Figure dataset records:
..........
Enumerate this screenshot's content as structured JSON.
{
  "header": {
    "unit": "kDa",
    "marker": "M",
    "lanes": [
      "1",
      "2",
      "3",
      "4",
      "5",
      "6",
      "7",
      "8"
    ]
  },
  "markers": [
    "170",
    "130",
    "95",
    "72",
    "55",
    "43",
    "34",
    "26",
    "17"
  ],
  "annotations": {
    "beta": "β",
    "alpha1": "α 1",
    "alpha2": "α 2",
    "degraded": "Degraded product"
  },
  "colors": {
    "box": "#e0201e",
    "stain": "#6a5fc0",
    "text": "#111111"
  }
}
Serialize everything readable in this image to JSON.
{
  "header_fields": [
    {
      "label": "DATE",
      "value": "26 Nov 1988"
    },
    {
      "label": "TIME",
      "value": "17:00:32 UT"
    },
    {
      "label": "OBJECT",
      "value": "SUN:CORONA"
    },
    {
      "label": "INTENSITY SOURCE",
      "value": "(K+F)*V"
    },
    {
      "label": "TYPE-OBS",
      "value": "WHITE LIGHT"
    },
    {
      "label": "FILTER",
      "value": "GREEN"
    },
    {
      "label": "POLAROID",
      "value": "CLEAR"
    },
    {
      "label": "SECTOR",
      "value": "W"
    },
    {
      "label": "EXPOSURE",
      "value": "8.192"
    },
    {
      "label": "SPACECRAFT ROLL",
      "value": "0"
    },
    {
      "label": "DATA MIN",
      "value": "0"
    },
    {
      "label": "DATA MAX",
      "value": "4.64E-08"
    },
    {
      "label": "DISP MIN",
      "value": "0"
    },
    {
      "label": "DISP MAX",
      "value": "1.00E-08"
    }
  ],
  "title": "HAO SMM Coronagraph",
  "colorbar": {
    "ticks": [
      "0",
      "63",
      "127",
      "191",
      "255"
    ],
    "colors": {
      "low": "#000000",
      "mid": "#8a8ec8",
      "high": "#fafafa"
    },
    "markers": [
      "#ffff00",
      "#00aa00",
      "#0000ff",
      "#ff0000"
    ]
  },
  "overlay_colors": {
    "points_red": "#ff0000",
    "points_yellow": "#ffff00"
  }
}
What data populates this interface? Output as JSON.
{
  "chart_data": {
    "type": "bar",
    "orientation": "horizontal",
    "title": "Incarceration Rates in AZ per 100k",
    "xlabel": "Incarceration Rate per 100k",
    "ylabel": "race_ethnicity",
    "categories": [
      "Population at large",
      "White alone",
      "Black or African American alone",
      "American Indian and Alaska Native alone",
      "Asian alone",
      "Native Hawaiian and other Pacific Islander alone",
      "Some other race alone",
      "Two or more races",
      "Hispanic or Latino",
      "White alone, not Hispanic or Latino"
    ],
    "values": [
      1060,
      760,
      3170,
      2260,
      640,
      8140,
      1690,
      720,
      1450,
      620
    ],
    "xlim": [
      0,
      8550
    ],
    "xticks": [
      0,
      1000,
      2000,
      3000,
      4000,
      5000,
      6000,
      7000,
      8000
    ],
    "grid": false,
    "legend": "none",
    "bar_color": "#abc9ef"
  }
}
..........
**What is required:**
Repeat every entry exactly as written above.

**Task solution:**
Enumerate this screenshot's content as structured JSON.
{
  "header": {
    "unit": "kDa",
    "marker": "M",
    "lanes": [
      "1",
      "2",
      "3",
      "4",
      "5",
      "6",
      "7",
      "8"
    ]
  },
  "markers": [
    "170",
    "130",
    "95",
    "72",
    "55",
    "43",
    "34",
    "26",
    "17"
  ],
  "annotations": {
    "beta": "β",
    "alpha1": "α 1",
    "alpha2": "α 2",
    "degraded": "Degraded product"
  },
  "colors": {
    "box": "#e0201e",
    "stain": "#6a5fc0",
    "text": "#111111"
  }
}
Serialize everything readable in this image to JSON.
{
  "header_fields": [
    {
      "label": "DATE",
      "value": "26 Nov 1988"
    },
    {
      "label": "TIME",
      "value": "17:00:32 UT"
    },
    {
      "label": "OBJECT",
      "value": "SUN:CORONA"
    },
    {
      "label": "INTENSITY SOURCE",
      "value": "(K+F)*V"
    },
    {
      "label": "TYPE-OBS",
      "value": "WHITE LIGHT"
    },
    {
      "label": "FILTER",
      "value": "GREEN"
    },
    {
      "label": "POLAROID",
      "value": "CLEAR"
    },
    {
      "label": "SECTOR",
      "value": "W"
    },
    {
      "label": "EXPOSURE",
      "value": "8.192"
    },
    {
      "label": "SPACECRAFT ROLL",
      "value": "0"
    },
    {
      "label": "DATA MIN",
      "value": "0"
    },
    {
      "label": "DATA MAX",
      "value": "4.64E-08"
    },
    {
      "label": "DISP MIN",
      "value": "0"
    },
    {
      "label": "DISP MAX",
      "value": "1.00E-08"
    }
  ],
  "title": "HAO SMM Coronagraph",
  "colorbar": {
    "ticks": [
      "0",
      "63",
      "127",
      "191",
      "255"
    ],
    "colors": {
      "low": "#000000",
      "mid": "#8a8ec8",
      "high": "#fafafa"
    },
    "markers": [
      "#ffff00",
      "#00aa00",
      "#0000ff",
      "#ff0000"
    ]
  },
  "overlay_colors": {
    "points_red": "#ff0000",
    "points_yellow": "#ffff00"
  }
}
What data populates this interface? Output as JSON.
{
  "chart_data": {
    "type": "bar",
    "orientation": "horizontal",
    "title": "Incarceration Rates in AZ per 100k",
    "xlabel": "Incarceration Rate per 100k",
    "ylabel": "race_ethnicity",
    "categories": [
      "Population at large",
      "White alone",
      "Black or African American alone",
      "American Indian and Alaska Native alone",
      "Asian alone",
      "Native Hawaiian and other Pacific Islander alone",
      "Some other race alone",
      "Two or more races",
      "Hispanic or Latino",
      "White alone, not Hispanic or Latino"
    ],
    "values": [
      1060,
      760,
      3170,
      2260,
      640,
      8140,
      1690,
      720,
      1450,
      620
    ],
    "xlim": [
      0,
      8550
    ],
    "xticks": [
      0,
      1000,
      2000,
      3000,
      4000,
      5000,
      6000,
      7000,
      8000
    ],
    "grid": false,
    "legend": "none",
    "bar_color": "#abc9ef"
  }
}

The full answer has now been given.